Records excerpted from a collection:
■ ■ ■

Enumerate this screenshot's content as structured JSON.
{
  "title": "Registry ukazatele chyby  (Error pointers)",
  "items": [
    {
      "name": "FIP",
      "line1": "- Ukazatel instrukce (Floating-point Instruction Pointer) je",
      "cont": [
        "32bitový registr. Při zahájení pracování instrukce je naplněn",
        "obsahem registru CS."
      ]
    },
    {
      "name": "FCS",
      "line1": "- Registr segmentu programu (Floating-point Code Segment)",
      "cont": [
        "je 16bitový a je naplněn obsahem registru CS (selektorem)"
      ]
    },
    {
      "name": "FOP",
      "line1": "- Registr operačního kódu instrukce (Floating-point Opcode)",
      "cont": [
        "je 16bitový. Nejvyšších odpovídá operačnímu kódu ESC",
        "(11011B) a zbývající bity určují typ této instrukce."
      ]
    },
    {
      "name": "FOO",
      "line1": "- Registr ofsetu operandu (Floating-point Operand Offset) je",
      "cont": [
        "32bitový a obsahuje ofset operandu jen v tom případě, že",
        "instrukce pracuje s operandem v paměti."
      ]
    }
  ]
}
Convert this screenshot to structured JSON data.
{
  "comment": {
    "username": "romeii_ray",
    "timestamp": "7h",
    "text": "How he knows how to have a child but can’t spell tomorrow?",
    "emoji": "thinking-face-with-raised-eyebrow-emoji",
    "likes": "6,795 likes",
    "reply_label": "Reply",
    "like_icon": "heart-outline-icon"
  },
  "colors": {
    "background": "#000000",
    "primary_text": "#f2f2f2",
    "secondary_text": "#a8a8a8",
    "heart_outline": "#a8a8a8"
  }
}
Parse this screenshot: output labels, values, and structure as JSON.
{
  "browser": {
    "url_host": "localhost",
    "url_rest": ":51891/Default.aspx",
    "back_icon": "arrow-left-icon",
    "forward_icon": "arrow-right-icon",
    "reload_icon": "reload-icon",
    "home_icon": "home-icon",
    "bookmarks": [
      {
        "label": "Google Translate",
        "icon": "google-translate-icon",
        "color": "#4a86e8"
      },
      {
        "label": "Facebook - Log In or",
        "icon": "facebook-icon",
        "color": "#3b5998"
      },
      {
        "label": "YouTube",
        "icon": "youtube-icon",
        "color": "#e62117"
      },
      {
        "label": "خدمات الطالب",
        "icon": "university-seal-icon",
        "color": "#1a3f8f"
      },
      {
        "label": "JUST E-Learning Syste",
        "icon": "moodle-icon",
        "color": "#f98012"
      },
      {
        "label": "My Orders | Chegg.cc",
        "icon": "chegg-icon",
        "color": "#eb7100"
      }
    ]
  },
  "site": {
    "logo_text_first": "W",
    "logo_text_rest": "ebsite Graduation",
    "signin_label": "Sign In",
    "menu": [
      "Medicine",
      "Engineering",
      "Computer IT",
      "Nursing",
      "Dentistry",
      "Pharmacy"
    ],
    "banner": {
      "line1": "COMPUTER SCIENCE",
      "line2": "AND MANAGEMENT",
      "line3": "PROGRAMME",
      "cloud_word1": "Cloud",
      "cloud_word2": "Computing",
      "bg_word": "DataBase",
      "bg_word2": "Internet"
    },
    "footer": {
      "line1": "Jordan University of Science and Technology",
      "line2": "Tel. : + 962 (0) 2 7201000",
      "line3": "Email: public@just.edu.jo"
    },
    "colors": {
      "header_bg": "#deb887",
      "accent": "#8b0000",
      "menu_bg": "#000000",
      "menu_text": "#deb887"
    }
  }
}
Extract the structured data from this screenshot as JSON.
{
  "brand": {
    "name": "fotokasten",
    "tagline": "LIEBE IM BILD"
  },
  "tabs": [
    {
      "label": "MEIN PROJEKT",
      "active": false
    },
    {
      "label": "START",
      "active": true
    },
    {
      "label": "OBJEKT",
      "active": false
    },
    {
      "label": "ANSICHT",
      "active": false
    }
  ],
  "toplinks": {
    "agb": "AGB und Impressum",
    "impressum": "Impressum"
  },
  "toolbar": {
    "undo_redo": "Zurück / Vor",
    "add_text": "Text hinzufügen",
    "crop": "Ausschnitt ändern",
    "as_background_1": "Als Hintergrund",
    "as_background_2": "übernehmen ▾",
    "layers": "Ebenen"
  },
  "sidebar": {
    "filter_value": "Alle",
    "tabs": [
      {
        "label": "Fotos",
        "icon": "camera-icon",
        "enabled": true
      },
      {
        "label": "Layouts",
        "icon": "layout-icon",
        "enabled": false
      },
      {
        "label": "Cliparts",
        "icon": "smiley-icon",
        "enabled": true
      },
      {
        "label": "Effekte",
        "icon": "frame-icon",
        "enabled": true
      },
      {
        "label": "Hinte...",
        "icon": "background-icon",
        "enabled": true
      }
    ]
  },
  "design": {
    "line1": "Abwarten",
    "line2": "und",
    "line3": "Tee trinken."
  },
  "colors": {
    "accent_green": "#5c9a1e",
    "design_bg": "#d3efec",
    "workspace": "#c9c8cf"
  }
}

■ ■ ■

TASK INSTRUCTIONS — Output the records verbatim, from the first line to the last.

EXERCISE OUTPUT —
Enumerate this screenshot's content as structured JSON.
{
  "title": "Registry ukazatele chyby  (Error pointers)",
  "items": [
    {
      "name": "FIP",
      "line1": "- Ukazatel instrukce (Floating-point Instruction Pointer) je",
      "cont": [
        "32bitový registr. Při zahájení pracování instrukce je naplněn",
        "obsahem registru CS."
      ]
    },
    {
      "name": "FCS",
      "line1": "- Registr segmentu programu (Floating-point Code Segment)",
      "cont": [
        "je 16bitový a je naplněn obsahem registru CS (selektorem)"
      ]
    },
    {
      "name": "FOP",
      "line1": "- Registr operačního kódu instrukce (Floating-point Opcode)",
      "cont": [
        "je 16bitový. Nejvyšších odpovídá operačnímu kódu ESC",
        "(11011B) a zbývající bity určují typ této instrukce."
      ]
    },
    {
      "name": "FOO",
      "line1": "- Registr ofsetu operandu (Floating-point Operand Offset) je",
      "cont": [
        "32bitový a obsahuje ofset operandu jen v tom případě, že",
        "instrukce pracuje s operandem v paměti."
      ]
    }
  ]
}
Convert this screenshot to structured JSON data.
{
  "comment": {
    "username": "romeii_ray",
    "timestamp": "7h",
    "text": "How he knows how to have a child but can’t spell tomorrow?",
    "emoji": "thinking-face-with-raised-eyebrow-emoji",
    "likes": "6,795 likes",
    "reply_label": "Reply",
    "like_icon": "heart-outline-icon"
  },
  "colors": {
    "background": "#000000",
    "primary_text": "#f2f2f2",
    "secondary_text": "#a8a8a8",
    "heart_outline": "#a8a8a8"
  }
}
Parse this screenshot: output labels, values, and structure as JSON.
{
  "browser": {
    "url_host": "localhost",
    "url_rest": ":51891/Default.aspx",
    "back_icon": "arrow-left-icon",
    "forward_icon": "arrow-right-icon",
    "reload_icon": "reload-icon",
    "home_icon": "home-icon",
    "bookmarks": [
      {
        "label": "Google Translate",
        "icon": "google-translate-icon",
        "color": "#4a86e8"
      },
      {
        "label": "Facebook - Log In or",
        "icon": "facebook-icon",
        "color": "#3b5998"
      },
      {
        "label": "YouTube",
        "icon": "youtube-icon",
        "color": "#e62117"
      },
      {
        "label": "خدمات الطالب",
        "icon": "university-seal-icon",
        "color": "#1a3f8f"
      },
      {
        "label": "JUST E-Learning Syste",
        "icon": "moodle-icon",
        "color": "#f98012"
      },
      {
        "label": "My Orders | Chegg.cc",
        "icon": "chegg-icon",
        "color": "#eb7100"
      }
    ]
  },
  "site": {
    "logo_text_first": "W",
    "logo_text_rest": "ebsite Graduation",
    "signin_label": "Sign In",
    "menu": [
      "Medicine",
      "Engineering",
      "Computer IT",
      "Nursing",
      "Dentistry",
      "Pharmacy"
    ],
    "banner": {
      "line1": "COMPUTER SCIENCE",
      "line2": "AND MANAGEMENT",
      "line3": "PROGRAMME",
      "cloud_word1": "Cloud",
      "cloud_word2": "Computing",
      "bg_word": "DataBase",
      "bg_word2": "Internet"
    },
    "footer": {
      "line1": "Jordan University of Science and Technology",
      "line2": "Tel. : + 962 (0) 2 7201000",
      "line3": "Email: public@just.edu.jo"
    },
    "colors": {
      "header_bg": "#deb887",
      "accent": "#8b0000",
      "menu_bg": "#000000",
      "menu_text": "#deb887"
    }
  }
}
Extract the structured data from this screenshot as JSON.
{
  "brand": {
    "name": "fotokasten",
    "tagline": "LIEBE IM BILD"
  },
  "tabs": [
    {
      "label": "MEIN PROJEKT",
      "active": false
    },
    {
      "label": "START",
      "active": true
    },
    {
      "label": "OBJEKT",
      "active": false
    },
    {
      "label": "ANSICHT",
      "active": false
    }
  ],
  "toplinks": {
    "agb": "AGB und Impressum",
    "impressum": "Impressum"
  },
  "toolbar": {
    "undo_redo": "Zurück / Vor",
    "add_text": "Text hinzufügen",
    "crop": "Ausschnitt ändern",
    "as_background_1": "Als Hintergrund",
    "as_background_2": "übernehmen ▾",
    "layers": "Ebenen"
  },
  "sidebar": {
    "filter_value": "Alle",
    "tabs": [
      {
        "label": "Fotos",
        "icon": "camera-icon",
        "enabled": true
      },
      {
        "label": "Layouts",
        "icon": "layout-icon",
        "enabled": false
      },
      {
        "label": "Cliparts",
        "icon": "smiley-icon",
        "enabled": true
      },
      {
        "label": "Effekte",
        "icon": "frame-icon",
        "enabled": true
      },
      {
        "label": "Hinte...",
        "icon": "background-icon",
        "enabled": true
      }
    ]
  },
  "design": {
    "line1": "Abwarten",
    "line2": "und",
    "line3": "Tee trinken."
  },
  "colors": {
    "accent_green": "#5c9a1e",
    "design_bg": "#d3efec",
    "workspace": "#c9c8cf"
  }
}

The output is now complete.